SET EXERCISE
Where does the string "JSON" appear in the records? Copy every line that contains it.

ITEMS
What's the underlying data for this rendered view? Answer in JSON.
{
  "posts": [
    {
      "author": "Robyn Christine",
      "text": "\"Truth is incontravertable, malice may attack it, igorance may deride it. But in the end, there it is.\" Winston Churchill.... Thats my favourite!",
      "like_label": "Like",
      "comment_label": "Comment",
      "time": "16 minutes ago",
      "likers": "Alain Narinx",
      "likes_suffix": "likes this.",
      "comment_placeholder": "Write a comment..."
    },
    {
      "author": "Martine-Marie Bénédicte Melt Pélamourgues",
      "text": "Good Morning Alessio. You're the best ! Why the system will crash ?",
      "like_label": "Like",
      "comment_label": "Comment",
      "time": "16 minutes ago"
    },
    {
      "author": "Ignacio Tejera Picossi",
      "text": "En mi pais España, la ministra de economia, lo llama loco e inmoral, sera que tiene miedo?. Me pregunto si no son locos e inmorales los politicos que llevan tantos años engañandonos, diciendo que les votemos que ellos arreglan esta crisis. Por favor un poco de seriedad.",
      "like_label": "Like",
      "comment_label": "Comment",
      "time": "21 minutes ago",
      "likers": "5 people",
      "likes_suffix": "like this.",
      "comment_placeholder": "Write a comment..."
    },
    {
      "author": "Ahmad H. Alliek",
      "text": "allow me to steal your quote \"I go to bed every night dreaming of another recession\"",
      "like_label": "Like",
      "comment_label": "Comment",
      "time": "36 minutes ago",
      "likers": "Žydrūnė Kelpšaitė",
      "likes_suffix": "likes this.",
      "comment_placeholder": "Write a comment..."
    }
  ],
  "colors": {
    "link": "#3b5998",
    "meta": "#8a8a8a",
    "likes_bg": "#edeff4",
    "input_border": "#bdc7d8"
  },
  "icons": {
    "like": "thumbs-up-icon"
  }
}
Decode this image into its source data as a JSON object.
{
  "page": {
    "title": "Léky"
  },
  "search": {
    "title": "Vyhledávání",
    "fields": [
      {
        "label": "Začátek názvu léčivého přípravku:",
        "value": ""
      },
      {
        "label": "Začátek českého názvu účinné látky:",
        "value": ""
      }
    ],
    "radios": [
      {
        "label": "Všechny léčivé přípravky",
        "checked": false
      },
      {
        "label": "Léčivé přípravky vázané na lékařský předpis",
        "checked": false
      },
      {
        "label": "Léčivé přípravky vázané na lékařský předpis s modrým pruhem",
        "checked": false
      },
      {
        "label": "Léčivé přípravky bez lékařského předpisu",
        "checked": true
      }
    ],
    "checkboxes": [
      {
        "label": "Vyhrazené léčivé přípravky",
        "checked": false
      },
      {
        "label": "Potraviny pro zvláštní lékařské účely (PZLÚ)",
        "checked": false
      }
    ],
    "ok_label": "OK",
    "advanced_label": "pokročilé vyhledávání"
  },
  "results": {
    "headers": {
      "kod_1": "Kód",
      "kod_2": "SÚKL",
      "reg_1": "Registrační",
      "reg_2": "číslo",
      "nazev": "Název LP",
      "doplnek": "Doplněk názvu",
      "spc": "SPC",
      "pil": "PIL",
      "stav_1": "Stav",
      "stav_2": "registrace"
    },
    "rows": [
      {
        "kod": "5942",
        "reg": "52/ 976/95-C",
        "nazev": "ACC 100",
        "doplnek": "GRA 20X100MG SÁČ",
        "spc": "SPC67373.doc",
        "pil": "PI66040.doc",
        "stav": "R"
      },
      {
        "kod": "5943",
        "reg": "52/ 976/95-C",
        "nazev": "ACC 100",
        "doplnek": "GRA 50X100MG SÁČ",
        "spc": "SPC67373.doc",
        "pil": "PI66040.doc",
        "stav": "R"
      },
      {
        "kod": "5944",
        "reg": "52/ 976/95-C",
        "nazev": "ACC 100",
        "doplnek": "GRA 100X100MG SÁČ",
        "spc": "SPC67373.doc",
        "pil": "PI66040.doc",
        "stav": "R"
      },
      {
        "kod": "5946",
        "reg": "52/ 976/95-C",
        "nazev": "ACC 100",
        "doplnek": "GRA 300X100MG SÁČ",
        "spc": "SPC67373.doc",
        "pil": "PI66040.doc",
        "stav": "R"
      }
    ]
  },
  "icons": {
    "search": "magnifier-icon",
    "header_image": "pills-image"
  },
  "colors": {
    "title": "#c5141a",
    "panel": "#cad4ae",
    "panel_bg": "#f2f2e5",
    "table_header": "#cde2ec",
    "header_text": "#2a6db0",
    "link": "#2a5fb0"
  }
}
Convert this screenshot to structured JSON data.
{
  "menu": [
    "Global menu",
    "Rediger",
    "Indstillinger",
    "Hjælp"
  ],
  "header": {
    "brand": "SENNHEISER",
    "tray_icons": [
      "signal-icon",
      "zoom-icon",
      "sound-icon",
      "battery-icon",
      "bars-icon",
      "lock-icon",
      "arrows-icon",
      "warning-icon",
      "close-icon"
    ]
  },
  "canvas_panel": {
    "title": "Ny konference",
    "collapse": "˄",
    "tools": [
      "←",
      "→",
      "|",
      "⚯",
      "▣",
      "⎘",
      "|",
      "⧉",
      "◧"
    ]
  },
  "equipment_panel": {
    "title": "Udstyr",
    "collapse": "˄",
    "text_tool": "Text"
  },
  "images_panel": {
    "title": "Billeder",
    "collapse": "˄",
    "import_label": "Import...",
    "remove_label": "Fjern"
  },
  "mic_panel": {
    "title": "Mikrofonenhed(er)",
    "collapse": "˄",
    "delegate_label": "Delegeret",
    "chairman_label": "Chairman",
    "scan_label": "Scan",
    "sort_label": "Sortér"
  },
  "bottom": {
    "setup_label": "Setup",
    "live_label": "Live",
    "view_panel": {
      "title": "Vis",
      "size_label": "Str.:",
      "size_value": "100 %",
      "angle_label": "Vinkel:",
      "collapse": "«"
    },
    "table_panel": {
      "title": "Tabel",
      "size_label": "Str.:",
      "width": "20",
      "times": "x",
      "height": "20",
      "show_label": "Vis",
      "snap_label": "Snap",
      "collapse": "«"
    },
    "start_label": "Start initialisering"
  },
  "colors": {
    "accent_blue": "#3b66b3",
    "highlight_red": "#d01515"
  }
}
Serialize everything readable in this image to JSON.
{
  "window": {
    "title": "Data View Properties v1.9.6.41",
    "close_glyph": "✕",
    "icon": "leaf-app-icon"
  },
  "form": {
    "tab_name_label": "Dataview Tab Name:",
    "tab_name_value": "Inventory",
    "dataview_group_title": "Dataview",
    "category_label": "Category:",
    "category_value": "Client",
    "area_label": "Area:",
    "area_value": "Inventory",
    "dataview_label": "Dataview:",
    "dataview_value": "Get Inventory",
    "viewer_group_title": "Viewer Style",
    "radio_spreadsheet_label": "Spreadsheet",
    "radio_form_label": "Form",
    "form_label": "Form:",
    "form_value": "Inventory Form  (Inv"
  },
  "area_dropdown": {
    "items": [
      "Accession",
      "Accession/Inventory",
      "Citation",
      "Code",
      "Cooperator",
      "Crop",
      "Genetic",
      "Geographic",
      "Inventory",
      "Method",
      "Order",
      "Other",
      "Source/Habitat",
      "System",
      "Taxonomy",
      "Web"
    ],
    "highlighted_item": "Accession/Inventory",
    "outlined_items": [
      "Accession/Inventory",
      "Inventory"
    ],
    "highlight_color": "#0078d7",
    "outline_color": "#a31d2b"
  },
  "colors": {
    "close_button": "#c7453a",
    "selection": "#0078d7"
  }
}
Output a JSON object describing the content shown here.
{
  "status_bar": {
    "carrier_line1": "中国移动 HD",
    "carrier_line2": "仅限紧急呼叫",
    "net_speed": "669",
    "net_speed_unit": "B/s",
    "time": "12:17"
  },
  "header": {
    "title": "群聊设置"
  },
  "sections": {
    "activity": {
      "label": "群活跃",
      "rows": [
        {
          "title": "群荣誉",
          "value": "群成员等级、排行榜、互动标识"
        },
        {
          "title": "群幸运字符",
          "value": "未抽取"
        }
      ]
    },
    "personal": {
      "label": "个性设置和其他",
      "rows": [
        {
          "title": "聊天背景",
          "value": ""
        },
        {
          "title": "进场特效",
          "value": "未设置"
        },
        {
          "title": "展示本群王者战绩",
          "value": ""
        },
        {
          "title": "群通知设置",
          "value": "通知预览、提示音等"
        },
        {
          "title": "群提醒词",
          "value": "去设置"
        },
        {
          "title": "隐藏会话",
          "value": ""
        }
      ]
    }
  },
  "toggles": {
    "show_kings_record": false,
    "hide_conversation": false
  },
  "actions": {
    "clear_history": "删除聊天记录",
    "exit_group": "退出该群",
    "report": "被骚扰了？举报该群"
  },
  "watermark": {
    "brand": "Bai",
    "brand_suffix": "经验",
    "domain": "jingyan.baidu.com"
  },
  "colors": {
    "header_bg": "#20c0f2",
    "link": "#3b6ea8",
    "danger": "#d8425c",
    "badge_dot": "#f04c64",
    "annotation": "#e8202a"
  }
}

FINISHED ANSWER
What's the underlying data for this rendered view? Answer in JSON.
Decode this image into its source data as a JSON object.
Convert this screenshot to structured JSON data.
Serialize everything readable in this image to JSON.
Output a JSON object describing the content shown here.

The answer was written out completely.